Problems to work on =>
a) Answer these questions about the HK Medvjedi text:
(i) What is the club's home arena?
(ii) How many games did HK Alfa win in the 2009–10 regular season?
(iii) Which team did Alfa face in its first game of the Jaroslav Jandourek Cup?
b) Rename "HK Alfa" as "Alfa Sarajevo" in the HK Medvjedi text, and give the part between "- City: Novo" and "Herzegovina Hockey League.", inclusive.
c) Turn the HK Medvjedi paragraph that begins "HK Alfa was founded in 2003" into a short list of its main facts.

Document excerpt =>
- City: Novo Sarajevo
- League: Bosnia and Herzegovina Hockey League
- Founded: 2003; 23 years ago
- Home arena: Olympic Hall Zetra

= HK Medvjedi =

HK Medvjedi, previously HK Alfa, is a professional ice hockey club from Sarajevo, Bosnia. The club was founded in 2003 and plays in the Bosnia and Herzegovina Hockey League.

==History==
HK Alfa was founded in 2003 but did not enter an active league until 2009 when they joined the Bosnia and Herzegovina Hockey League which had returned after a six year hiatus. HK Alfa finished the 2009–10 regular season in last place, winning only three of their ten games. During the season the team played under the name of Medvjedi iz Novog Sarajeva. The following season HK Alfa improved their performance after finishing second in the 2010–11 regular season and qualified for the best of three playoff with HK Bosna who finished in first place. HK Alfa lost the playoff over two games, with HK Bosna going on to win their second league title. During the 2010–11 season HK Alfa also competed in the Jaroslav Jandourek Cup. Alfa was drawn against HK Ilidža 2010 for the first game. Alfa lost the game 3–6 and were knocked out of the competition. For the start of the 2011–12 season HK Alfa continued the use of playing under a nickname, this season playing as HK Medvjedi.

Raw data =>
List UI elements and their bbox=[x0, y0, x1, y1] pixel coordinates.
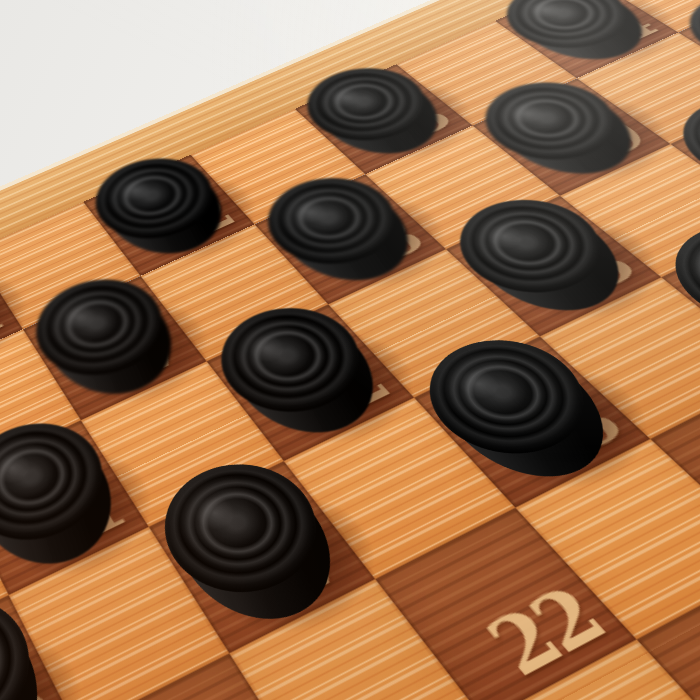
photo-stage: 1234567891011121314151617181920212223242… bbox=[0, 0, 700, 700]
draughts-board: 1234567891011121314151617181920212223242… bbox=[0, 0, 700, 700]
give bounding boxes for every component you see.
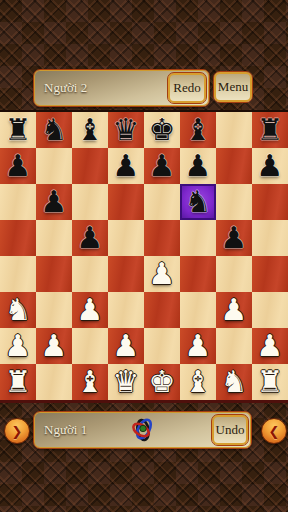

Results =>
a)
(i) Olympic Hall Zetra
(ii) Three of their ten games
(iii) HK Ilidža 2010

b)
- City: Novo Sarajevo
- League: Bosnia and Herzegovina Hockey League
- Founded: 2003; 23 years ago
- Home arena: Olympic Hall Zetra

= HK Medvjedi =

HK Medvjedi, previously Alfa Sarajevo, is a professional ice hockey club from Sarajevo, Bosnia. The club was founded in 2003 and plays in the Bosnia and Herzegovina Hockey League.

c)
- HK Alfa was founded in 2003 but first entered an active league in 2009, joining the Bosnia and Herzegovina Hockey League after its six-year hiatus.
- In 2009–10 the team finished the regular season last, winning three of ten games, and played as Medvjedi iz Novog Sarajeva.
- In 2010–11 it finished second and lost a best-of-three playoff to first-place HK Bosna over two games. HK Bosna went on to win its second league title.
- In the 2010–11 Jaroslav Jandourek Cup, Alfa lost its first game 3–6 to HK Ilidža 2010 and was knocked out.
- From the start of 2011–12 the team played under the nickname HK Medvjedi.